**Given data**
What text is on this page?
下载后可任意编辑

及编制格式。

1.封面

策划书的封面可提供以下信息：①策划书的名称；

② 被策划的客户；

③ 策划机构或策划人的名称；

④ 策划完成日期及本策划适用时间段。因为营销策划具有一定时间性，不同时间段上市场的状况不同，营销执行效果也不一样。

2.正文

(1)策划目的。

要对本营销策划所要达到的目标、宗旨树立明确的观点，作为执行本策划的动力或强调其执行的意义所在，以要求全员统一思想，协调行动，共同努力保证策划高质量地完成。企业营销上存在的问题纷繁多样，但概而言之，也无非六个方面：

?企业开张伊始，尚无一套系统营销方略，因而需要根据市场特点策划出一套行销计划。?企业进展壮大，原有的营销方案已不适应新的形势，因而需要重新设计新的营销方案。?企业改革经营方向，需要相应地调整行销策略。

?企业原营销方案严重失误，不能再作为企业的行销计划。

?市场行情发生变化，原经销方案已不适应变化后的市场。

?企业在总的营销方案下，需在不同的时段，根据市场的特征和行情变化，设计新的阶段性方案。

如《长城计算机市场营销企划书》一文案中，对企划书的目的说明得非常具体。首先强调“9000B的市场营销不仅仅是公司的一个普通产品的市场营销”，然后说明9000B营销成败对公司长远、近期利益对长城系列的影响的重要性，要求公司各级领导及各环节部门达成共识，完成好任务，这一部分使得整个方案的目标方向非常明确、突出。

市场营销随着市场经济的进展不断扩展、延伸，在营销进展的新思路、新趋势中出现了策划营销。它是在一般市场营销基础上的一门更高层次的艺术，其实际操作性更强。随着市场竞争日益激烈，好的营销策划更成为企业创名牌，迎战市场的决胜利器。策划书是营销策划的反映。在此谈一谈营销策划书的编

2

**Work instructions**
Restate each record word for word.

**Written response**
What text is on this page?
下载后可任意编辑

及编制格式。

1.封面

策划书的封面可提供以下信息：①策划书的名称；

② 被策划的客户；

③ 策划机构或策划人的名称；

④ 策划完成日期及本策划适用时间段。因为营销策划具有一定时间性，不同时间段上市场的状况不同，营销执行效果也不一样。

2.正文

(1)策划目的。

要对本营销策划所要达到的目标、宗旨树立明确的观点，作为执行本策划的动力或强调其执行的意义所在，以要求全员统一思想，协调行动，共同努力保证策划高质量地完成。企业营销上存在的问题纷繁多样，但概而言之，也无非六个方面：

?企业开张伊始，尚无一套系统营销方略，因而需要根据市场特点策划出一套行销计划。?企业进展壮大，原有的营销方案已不适应新的形势，因而需要重新设计新的营销方案。?企业改革经营方向，需要相应地调整行销策略。

?企业原营销方案严重失误，不能再作为企业的行销计划。

?市场行情发生变化，原经销方案已不适应变化后的市场。

?企业在总的营销方案下，需在不同的时段，根据市场的特征和行情变化，设计新的阶段性方案。

如《长城计算机市场营销企划书》一文案中，对企划书的目的说明得非常具体。首先强调“9000B的市场营销不仅仅是公司的一个普通产品的市场营销”，然后说明9000B营销成败对公司长远、近期利益对长城系列的影响的重要性，要求公司各级领导及各环节部门达成共识，完成好任务，这一部分使得整个方案的目标方向非常明确、突出。

市场营销随着市场经济的进展不断扩展、延伸，在营销进展的新思路、新趋势中出现了策划营销。它是在一般市场营销基础上的一门更高层次的艺术，其实际操作性更强。随着市场竞争日益激烈，好的营销策划更成为企业创名牌，迎战市场的决胜利器。策划书是营销策划的反映。在此谈一谈营销策划书的编

2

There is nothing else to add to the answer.